Copy the material that follows word for word and omit its pictures.

------ EXTRACTED INFORMATION ------

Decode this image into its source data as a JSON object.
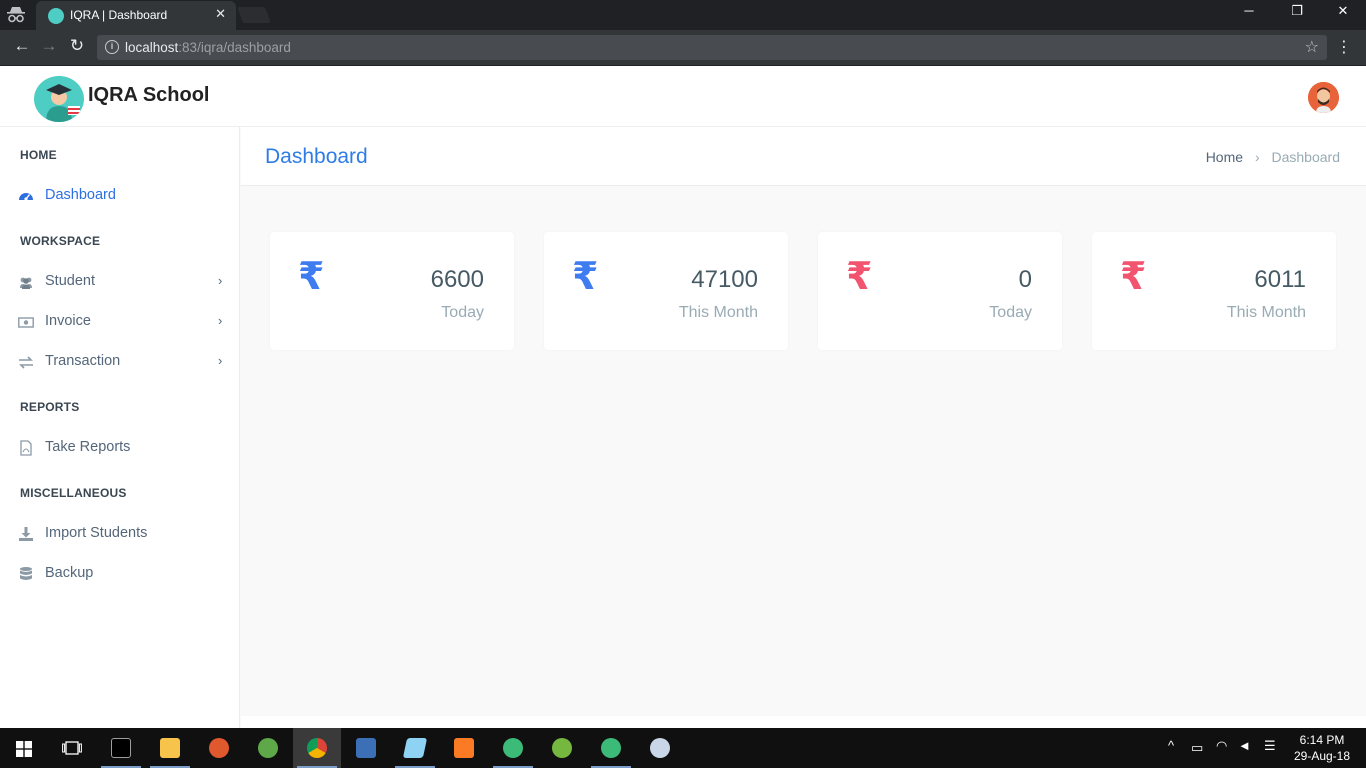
{
  "browser": {
    "tab_title": "IQRA | Dashboard",
    "tab_close": "✕",
    "url_host": "localhost",
    "url_rest": ":83/iqra/dashboard",
    "win_minimize": "─",
    "win_restore": "❐",
    "win_close": "✕",
    "back": "←",
    "forward": "→",
    "reload": "↻",
    "star": "☆",
    "menu": "⋮"
  },
  "header": {
    "brand": "IQRA School"
  },
  "sidebar": {
    "sections": [
      {
        "label": "HOME"
      },
      {
        "label": "WORKSPACE"
      },
      {
        "label": "REPORTS"
      },
      {
        "label": "MISCELLANEOUS"
      }
    ],
    "items": [
      {
        "label": "Dashboard",
        "icon": "dashboard-icon",
        "active": true
      },
      {
        "label": "Student",
        "icon": "users-icon",
        "has_children": true
      },
      {
        "label": "Invoice",
        "icon": "money-icon",
        "has_children": true
      },
      {
        "label": "Transaction",
        "icon": "exchange-icon",
        "has_children": true
      },
      {
        "label": "Take Reports",
        "icon": "pdf-file-icon"
      },
      {
        "label": "Import Students",
        "icon": "download-icon"
      },
      {
        "label": "Backup",
        "icon": "database-icon"
      }
    ],
    "chevron": "›"
  },
  "page": {
    "title": "Dashboard",
    "breadcrumb_home": "Home",
    "breadcrumb_sep": "›",
    "breadcrumb_current": "Dashboard"
  },
  "cards": [
    {
      "symbol": "₹",
      "value": "6600",
      "caption": "Today",
      "color": "#3f7cf0"
    },
    {
      "symbol": "₹",
      "value": "47100",
      "caption": "This Month",
      "color": "#3f7cf0"
    },
    {
      "symbol": "₹",
      "value": "0",
      "caption": "Today",
      "color": "#f2536e"
    },
    {
      "symbol": "₹",
      "value": "6011",
      "caption": "This Month",
      "color": "#f2536e"
    }
  ],
  "taskbar": {
    "time": "6:14 PM",
    "date": "29-Aug-18"
  },
  "colors": {
    "accent": "#2e7de6",
    "sidebar_text": "#54667a",
    "positive": "#3f7cf0",
    "negative": "#f2536e"
  }
}
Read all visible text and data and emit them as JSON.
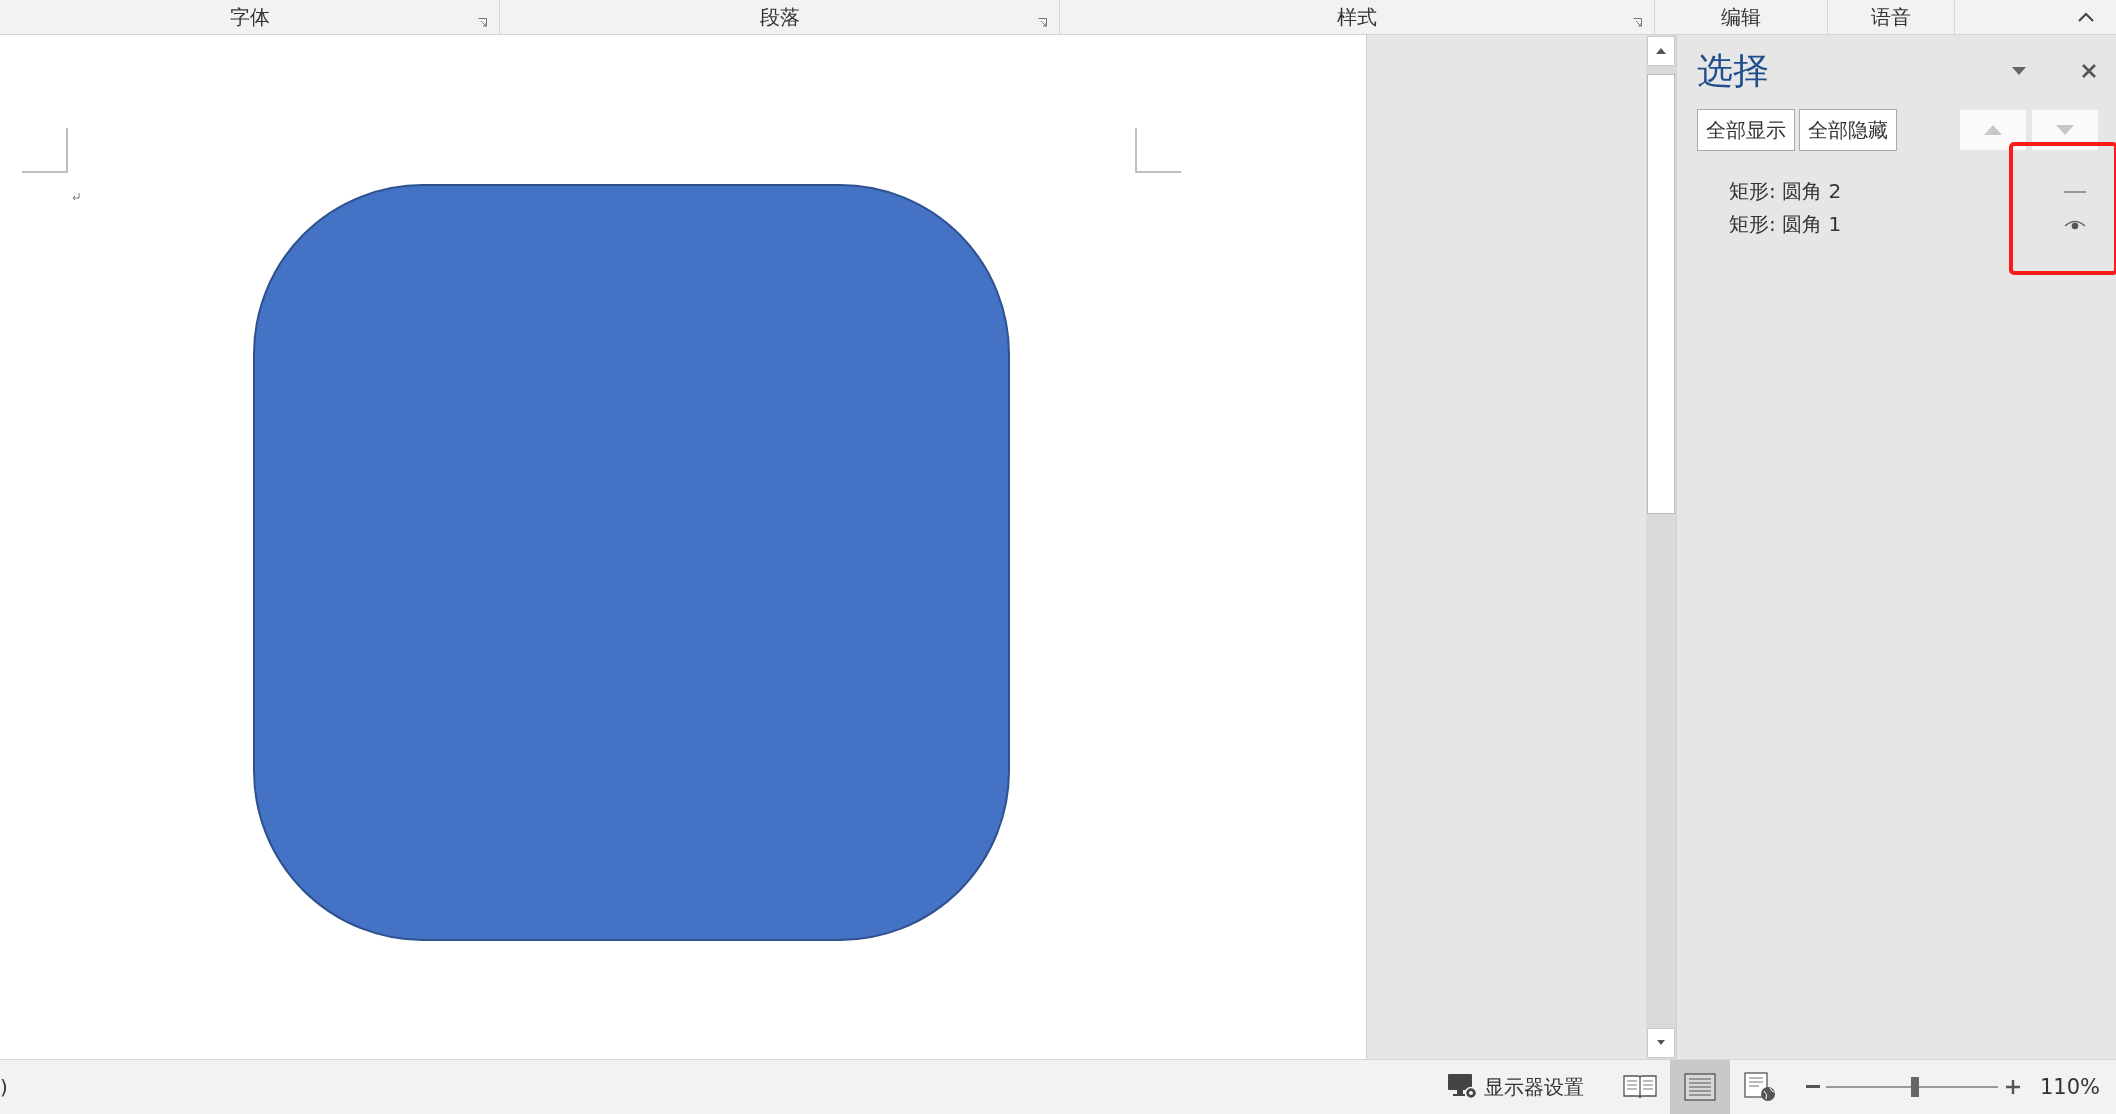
{
  "ribbon_groups": [
    {
      "label": "字体",
      "launcher": true
    },
    {
      "label": "段落",
      "launcher": true
    },
    {
      "label": "样式",
      "launcher": true
    },
    {
      "label": "编辑",
      "launcher": false
    },
    {
      "label": "语音",
      "launcher": false
    }
  ],
  "selection_pane": {
    "title": "选择",
    "buttons": [
      "全部显示",
      "全部隐藏"
    ],
    "items": [
      {
        "label": "矩形: 圆角 2",
        "visible": false
      },
      {
        "label": "矩形: 圆角 1",
        "visible": true
      }
    ]
  },
  "status_bar": {
    "left_text": ")",
    "display_settings": "显示器设置",
    "views": [
      {
        "kind": "read",
        "selected": false
      },
      {
        "kind": "print",
        "selected": true
      },
      {
        "kind": "web",
        "selected": false
      }
    ],
    "zoom": {
      "level": 0.52,
      "reading": "110%"
    }
  }
}
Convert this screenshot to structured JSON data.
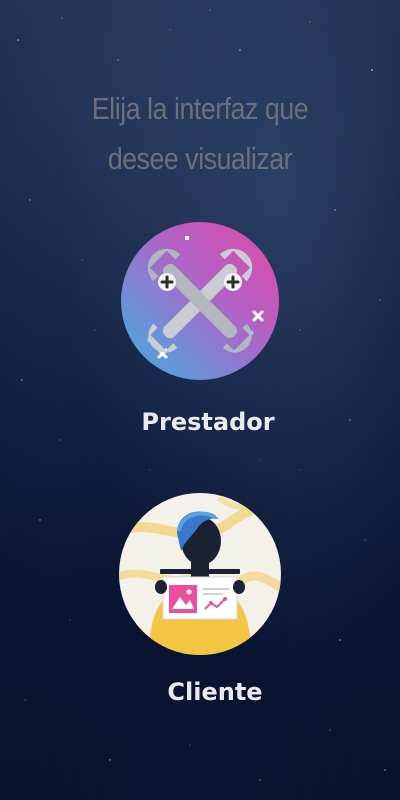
{
  "title": {
    "line1": "Elija la interfaz que",
    "line2": "desee visualizar"
  },
  "options": [
    {
      "label": "Prestador",
      "icon": "crossed-wrenches-icon"
    },
    {
      "label": "Cliente",
      "icon": "client-illustration-icon"
    }
  ],
  "colors": {
    "background": "#0f1d3d",
    "title": "#6d7079",
    "label": "#e9ebf0",
    "prestador_gradient_start": "#e04aa6",
    "prestador_gradient_end": "#4aa7d8",
    "cliente_accent": "#f4c542"
  }
}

------

#### WORKED ANSWER:
Decode this image into its source data as a JSON object.
{
  "browser": {
    "tab_title": "IQRA | Dashboard",
    "tab_close": "✕",
    "url_host": "localhost",
    "url_rest": ":83/iqra/dashboard",
    "win_minimize": "─",
    "win_restore": "❐",
    "win_close": "✕",
    "back": "←",
    "forward": "→",
    "reload": "↻",
    "star": "☆",
    "menu": "⋮"
  },
  "header": {
    "brand": "IQRA School"
  },
  "sidebar": {
    "sections": [
      {
        "label": "HOME"
      },
      {
        "label": "WORKSPACE"
      },
      {
        "label": "REPORTS"
      },
      {
        "label": "MISCELLANEOUS"
      }
    ],
    "items": [
      {
        "label": "Dashboard",
        "icon": "dashboard-icon",
        "active": true
      },
      {
        "label": "Student",
        "icon": "users-icon",
        "has_children": true
      },
      {
        "label": "Invoice",
        "icon": "money-icon",
        "has_children": true
      },
      {
        "label": "Transaction",
        "icon": "exchange-icon",
        "has_children": true
      },
      {
        "label": "Take Reports",
        "icon": "pdf-file-icon"
      },
      {
        "label": "Import Students",
        "icon": "download-icon"
      },
      {
        "label": "Backup",
        "icon": "database-icon"
      }
    ],
    "chevron": "›"
  },
  "page": {
    "title": "Dashboard",
    "breadcrumb_home": "Home",
    "breadcrumb_sep": "›",
    "breadcrumb_current": "Dashboard"
  },
  "cards": [
    {
      "symbol": "₹",
      "value": "6600",
      "caption": "Today",
      "color": "#3f7cf0"
    },
    {
      "symbol": "₹",
      "value": "47100",
      "caption": "This Month",
      "color": "#3f7cf0"
    },
    {
      "symbol": "₹",
      "value": "0",
      "caption": "Today",
      "color": "#f2536e"
    },
    {
      "symbol": "₹",
      "value": "6011",
      "caption": "This Month",
      "color": "#f2536e"
    }
  ],
  "taskbar": {
    "time": "6:14 PM",
    "date": "29-Aug-18"
  },
  "colors": {
    "accent": "#2e7de6",
    "sidebar_text": "#54667a",
    "positive": "#3f7cf0",
    "negative": "#f2536e"
  }
}
Read all visible text and data and emit them as JSON.
{
  "ribbon_groups": [
    {
      "label": "字体",
      "launcher": true
    },
    {
      "label": "段落",
      "launcher": true
    },
    {
      "label": "样式",
      "launcher": true
    },
    {
      "label": "编辑",
      "launcher": false
    },
    {
      "label": "语音",
      "launcher": false
    }
  ],
  "selection_pane": {
    "title": "选择",
    "buttons": [
      "全部显示",
      "全部隐藏"
    ],
    "items": [
      {
        "label": "矩形: 圆角 2",
        "visible": false
      },
      {
        "label": "矩形: 圆角 1",
        "visible": true
      }
    ]
  },
  "status_bar": {
    "left_text": ")",
    "display_settings": "显示器设置",
    "views": [
      {
        "kind": "read",
        "selected": false
      },
      {
        "kind": "print",
        "selected": true
      },
      {
        "kind": "web",
        "selected": false
      }
    ],
    "zoom": {
      "level": 0.52,
      "reading": "110%"
    }
  }
}
Convert this screenshot to structured JSON data.
{
  "title": {
    "line1": "Elija la interfaz que",
    "line2": "desee visualizar"
  },
  "options": [
    {
      "label": "Prestador",
      "icon": "crossed-wrenches-icon"
    },
    {
      "label": "Cliente",
      "icon": "client-illustration-icon"
    }
  ],
  "colors": {
    "background": "#0f1d3d",
    "title": "#6d7079",
    "label": "#e9ebf0",
    "prestador_gradient_start": "#e04aa6",
    "prestador_gradient_end": "#4aa7d8",
    "cliente_accent": "#f4c542"
  }
}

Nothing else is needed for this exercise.